## [RECORD LIST]
+ + + +
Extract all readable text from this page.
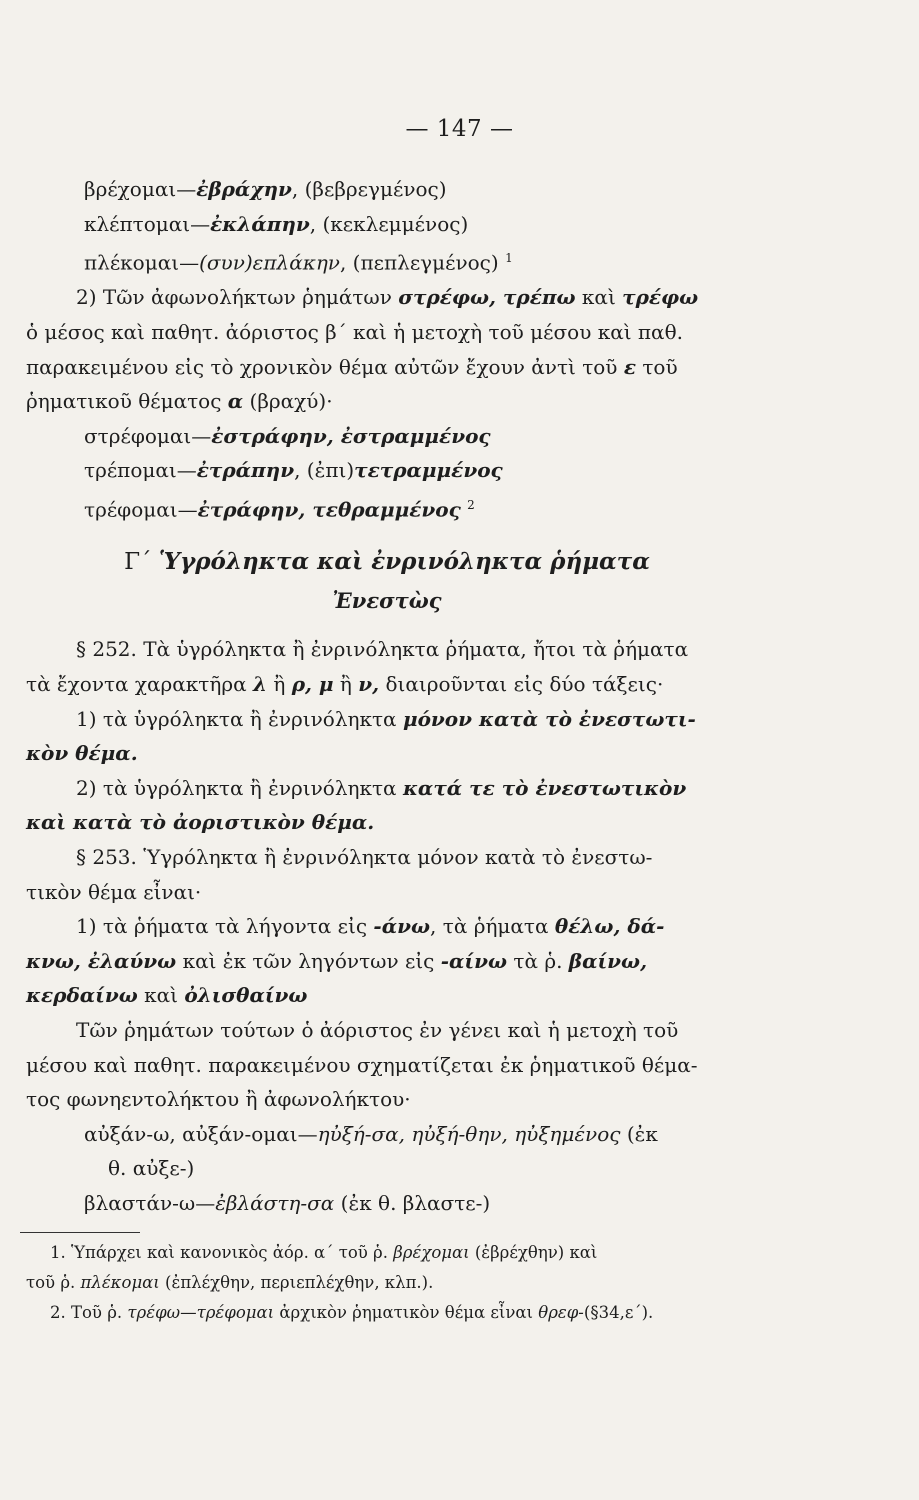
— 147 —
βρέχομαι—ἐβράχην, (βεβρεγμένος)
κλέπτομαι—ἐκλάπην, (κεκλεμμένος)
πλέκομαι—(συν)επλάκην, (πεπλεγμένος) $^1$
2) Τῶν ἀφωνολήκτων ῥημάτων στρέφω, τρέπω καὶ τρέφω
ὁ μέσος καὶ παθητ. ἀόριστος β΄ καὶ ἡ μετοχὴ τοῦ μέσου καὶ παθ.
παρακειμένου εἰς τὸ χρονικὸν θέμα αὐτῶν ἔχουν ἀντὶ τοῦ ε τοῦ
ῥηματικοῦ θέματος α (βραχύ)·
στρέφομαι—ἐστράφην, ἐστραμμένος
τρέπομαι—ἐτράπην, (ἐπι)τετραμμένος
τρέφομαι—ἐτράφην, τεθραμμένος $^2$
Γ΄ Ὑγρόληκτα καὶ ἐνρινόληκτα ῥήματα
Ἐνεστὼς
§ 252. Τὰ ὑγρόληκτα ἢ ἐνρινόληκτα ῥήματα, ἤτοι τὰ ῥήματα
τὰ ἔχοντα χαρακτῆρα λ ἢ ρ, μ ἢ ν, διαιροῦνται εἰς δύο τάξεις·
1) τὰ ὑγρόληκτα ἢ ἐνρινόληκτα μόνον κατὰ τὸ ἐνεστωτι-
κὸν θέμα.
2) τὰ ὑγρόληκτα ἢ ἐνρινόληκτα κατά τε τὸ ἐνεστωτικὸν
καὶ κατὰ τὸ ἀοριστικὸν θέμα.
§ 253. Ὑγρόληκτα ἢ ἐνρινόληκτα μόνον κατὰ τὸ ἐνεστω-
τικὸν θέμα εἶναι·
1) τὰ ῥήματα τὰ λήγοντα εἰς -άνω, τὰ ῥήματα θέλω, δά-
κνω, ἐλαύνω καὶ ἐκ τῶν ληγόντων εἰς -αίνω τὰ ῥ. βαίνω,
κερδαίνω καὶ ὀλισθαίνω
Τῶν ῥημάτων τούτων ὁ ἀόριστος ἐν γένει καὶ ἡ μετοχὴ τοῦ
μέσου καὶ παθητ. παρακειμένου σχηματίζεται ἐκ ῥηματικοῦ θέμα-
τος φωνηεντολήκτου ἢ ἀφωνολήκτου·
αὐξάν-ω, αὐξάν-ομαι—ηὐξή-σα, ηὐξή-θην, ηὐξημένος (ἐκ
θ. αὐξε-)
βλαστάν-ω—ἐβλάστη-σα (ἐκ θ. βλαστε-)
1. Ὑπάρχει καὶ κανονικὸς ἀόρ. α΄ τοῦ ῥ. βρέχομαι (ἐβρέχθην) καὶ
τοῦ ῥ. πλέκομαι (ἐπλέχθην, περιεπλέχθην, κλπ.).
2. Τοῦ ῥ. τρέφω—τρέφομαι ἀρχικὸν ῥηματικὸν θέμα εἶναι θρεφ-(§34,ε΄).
+ + + +
## [PROBLEM]
Repeat each entry precisely as it appears. Leave the pictures out.

## [WORKED ANSWER]
Extract all readable text from this page.
— 147 —
βρέχομαι—ἐβράχην, (βεβρεγμένος)
κλέπτομαι—ἐκλάπην, (κεκλεμμένος)
πλέκομαι—(συν)επλάκην, (πεπλεγμένος) $^1$
2) Τῶν ἀφωνολήκτων ῥημάτων στρέφω, τρέπω καὶ τρέφω
ὁ μέσος καὶ παθητ. ἀόριστος β΄ καὶ ἡ μετοχὴ τοῦ μέσου καὶ παθ.
παρακειμένου εἰς τὸ χρονικὸν θέμα αὐτῶν ἔχουν ἀντὶ τοῦ ε τοῦ
ῥηματικοῦ θέματος α (βραχύ)·
στρέφομαι—ἐστράφην, ἐστραμμένος
τρέπομαι—ἐτράπην, (ἐπι)τετραμμένος
τρέφομαι—ἐτράφην, τεθραμμένος $^2$
Γ΄ Ὑγρόληκτα καὶ ἐνρινόληκτα ῥήματα
Ἐνεστὼς
§ 252. Τὰ ὑγρόληκτα ἢ ἐνρινόληκτα ῥήματα, ἤτοι τὰ ῥήματα
τὰ ἔχοντα χαρακτῆρα λ ἢ ρ, μ ἢ ν, διαιροῦνται εἰς δύο τάξεις·
1) τὰ ὑγρόληκτα ἢ ἐνρινόληκτα μόνον κατὰ τὸ ἐνεστωτι-
κὸν θέμα.
2) τὰ ὑγρόληκτα ἢ ἐνρινόληκτα κατά τε τὸ ἐνεστωτικὸν
καὶ κατὰ τὸ ἀοριστικὸν θέμα.
§ 253. Ὑγρόληκτα ἢ ἐνρινόληκτα μόνον κατὰ τὸ ἐνεστω-
τικὸν θέμα εἶναι·
1) τὰ ῥήματα τὰ λήγοντα εἰς -άνω, τὰ ῥήματα θέλω, δά-
κνω, ἐλαύνω καὶ ἐκ τῶν ληγόντων εἰς -αίνω τὰ ῥ. βαίνω,
κερδαίνω καὶ ὀλισθαίνω
Τῶν ῥημάτων τούτων ὁ ἀόριστος ἐν γένει καὶ ἡ μετοχὴ τοῦ
μέσου καὶ παθητ. παρακειμένου σχηματίζεται ἐκ ῥηματικοῦ θέμα-
τος φωνηεντολήκτου ἢ ἀφωνολήκτου·
αὐξάν-ω, αὐξάν-ομαι—ηὐξή-σα, ηὐξή-θην, ηὐξημένος (ἐκ
θ. αὐξε-)
βλαστάν-ω—ἐβλάστη-σα (ἐκ θ. βλαστε-)
1. Ὑπάρχει καὶ κανονικὸς ἀόρ. α΄ τοῦ ῥ. βρέχομαι (ἐβρέχθην) καὶ
τοῦ ῥ. πλέκομαι (ἐπλέχθην, περιεπλέχθην, κλπ.).
2. Τοῦ ῥ. τρέφω—τρέφομαι ἀρχικὸν ῥηματικὸν θέμα εἶναι θρεφ-(§34,ε΄).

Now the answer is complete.